▸ WHAT IS ASKED:
Select, from the material below, each line with "изображения" in it.

▸ AVAILABLE DATA:

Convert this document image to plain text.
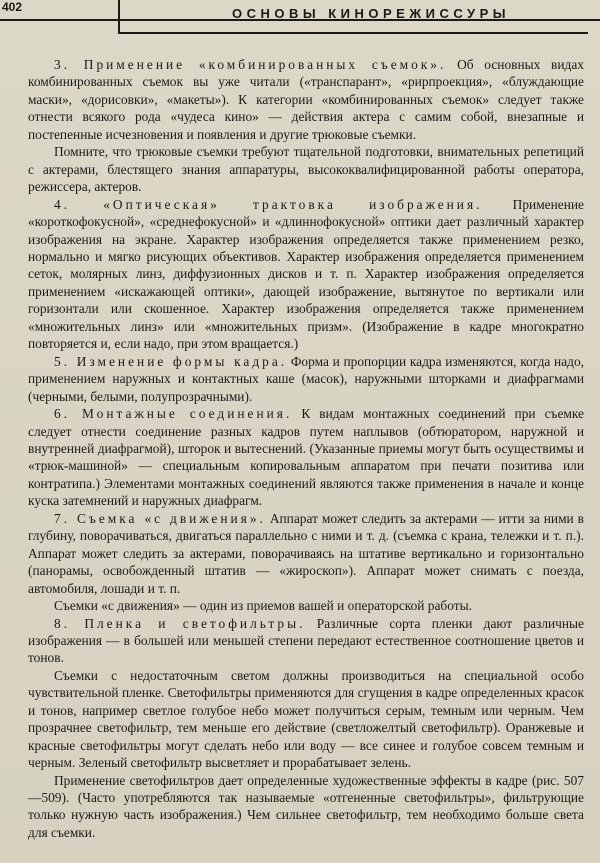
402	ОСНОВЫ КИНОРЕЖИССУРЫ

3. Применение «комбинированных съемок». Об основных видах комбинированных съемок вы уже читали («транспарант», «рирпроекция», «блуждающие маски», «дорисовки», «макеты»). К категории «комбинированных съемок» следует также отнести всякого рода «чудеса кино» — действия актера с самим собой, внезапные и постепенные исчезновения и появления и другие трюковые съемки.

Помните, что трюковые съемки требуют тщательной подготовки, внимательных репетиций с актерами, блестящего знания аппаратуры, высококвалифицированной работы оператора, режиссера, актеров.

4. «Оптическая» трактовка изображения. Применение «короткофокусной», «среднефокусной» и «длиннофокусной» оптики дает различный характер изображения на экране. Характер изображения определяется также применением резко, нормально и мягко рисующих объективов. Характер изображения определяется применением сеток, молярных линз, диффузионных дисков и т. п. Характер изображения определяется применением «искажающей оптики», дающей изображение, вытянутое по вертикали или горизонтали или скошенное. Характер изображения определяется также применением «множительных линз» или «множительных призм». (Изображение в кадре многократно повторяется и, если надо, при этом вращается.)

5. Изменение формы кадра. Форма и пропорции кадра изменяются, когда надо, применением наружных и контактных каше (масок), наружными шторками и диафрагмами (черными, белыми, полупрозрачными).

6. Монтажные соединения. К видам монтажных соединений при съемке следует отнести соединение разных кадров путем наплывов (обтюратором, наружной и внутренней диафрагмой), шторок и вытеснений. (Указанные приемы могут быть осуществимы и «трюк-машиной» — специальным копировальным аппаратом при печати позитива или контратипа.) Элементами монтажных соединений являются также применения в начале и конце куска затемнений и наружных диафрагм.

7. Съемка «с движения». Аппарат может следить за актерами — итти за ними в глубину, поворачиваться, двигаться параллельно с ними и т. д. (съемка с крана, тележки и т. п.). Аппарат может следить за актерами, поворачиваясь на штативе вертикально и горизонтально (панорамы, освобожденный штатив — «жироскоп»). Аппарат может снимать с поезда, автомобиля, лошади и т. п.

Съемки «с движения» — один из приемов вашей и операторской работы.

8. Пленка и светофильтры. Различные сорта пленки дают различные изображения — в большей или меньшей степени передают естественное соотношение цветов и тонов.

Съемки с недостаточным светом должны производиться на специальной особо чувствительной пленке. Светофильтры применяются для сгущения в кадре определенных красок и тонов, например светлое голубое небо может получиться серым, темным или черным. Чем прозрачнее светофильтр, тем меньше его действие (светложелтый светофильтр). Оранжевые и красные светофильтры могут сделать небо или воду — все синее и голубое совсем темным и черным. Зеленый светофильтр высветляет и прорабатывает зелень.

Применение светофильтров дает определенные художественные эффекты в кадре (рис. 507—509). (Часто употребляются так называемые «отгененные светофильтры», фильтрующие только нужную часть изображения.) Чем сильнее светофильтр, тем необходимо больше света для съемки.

==

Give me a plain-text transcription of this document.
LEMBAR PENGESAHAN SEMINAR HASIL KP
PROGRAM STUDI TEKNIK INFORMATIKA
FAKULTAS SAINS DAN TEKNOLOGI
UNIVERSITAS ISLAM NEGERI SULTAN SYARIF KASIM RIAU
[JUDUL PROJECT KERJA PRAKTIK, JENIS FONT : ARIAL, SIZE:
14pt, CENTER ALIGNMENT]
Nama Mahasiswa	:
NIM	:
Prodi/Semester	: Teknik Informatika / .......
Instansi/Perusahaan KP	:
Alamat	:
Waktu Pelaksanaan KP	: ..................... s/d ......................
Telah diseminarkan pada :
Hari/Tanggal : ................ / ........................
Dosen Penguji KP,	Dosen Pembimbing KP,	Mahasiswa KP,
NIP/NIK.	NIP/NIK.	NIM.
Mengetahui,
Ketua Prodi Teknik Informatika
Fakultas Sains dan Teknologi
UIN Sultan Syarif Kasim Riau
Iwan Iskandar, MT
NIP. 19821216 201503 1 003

==

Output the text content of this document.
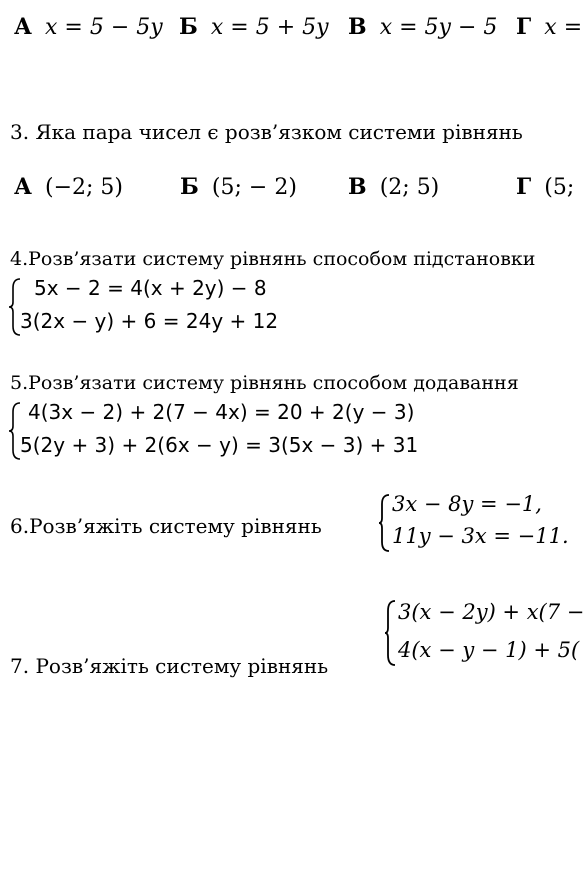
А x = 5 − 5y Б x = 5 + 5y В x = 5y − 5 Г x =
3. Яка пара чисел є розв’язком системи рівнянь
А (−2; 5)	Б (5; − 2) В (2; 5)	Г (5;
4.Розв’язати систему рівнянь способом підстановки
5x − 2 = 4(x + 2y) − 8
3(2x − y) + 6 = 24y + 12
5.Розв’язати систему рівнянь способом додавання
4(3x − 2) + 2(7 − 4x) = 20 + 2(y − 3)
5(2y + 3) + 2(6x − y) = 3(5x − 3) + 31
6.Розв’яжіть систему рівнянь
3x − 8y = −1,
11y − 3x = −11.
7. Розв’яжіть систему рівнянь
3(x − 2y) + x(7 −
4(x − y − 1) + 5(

▸ RESPONSE TO THIS EXERCISE:
4. «Оптическая» трактовка изображения. Применение «короткофокусной», «среднефокусной» и «длиннофокусной» оптики дает различный характер изображения на экране. Характер изображения определяется также применением резко, нормально и мягко рисующих объективов. Характер изображения определяется применением сеток, молярных линз, диффузионных дисков и т. п. Характер изображения определяется применением «искажающей оптики», дающей изображение, вытянутое по вертикали или горизонтали или скошенное. Характер изображения определяется также применением «множительных линз» или «множительных призм». (Изображение в кадре многократно повторяется и, если надо, при этом вращается.)
8. Пленка и светофильтры. Различные сорта пленки дают различные изображения — в большей или меньшей степени передают естественное соотношение цветов и тонов.
Применение светофильтров дает определенные художественные эффекты в кадре (рис. 507—509). (Часто употребляются так называемые «отгененные светофильтры», фильтрующие только нужную часть изображения.) Чем сильнее светофильтр, тем необходимо больше света для съемки.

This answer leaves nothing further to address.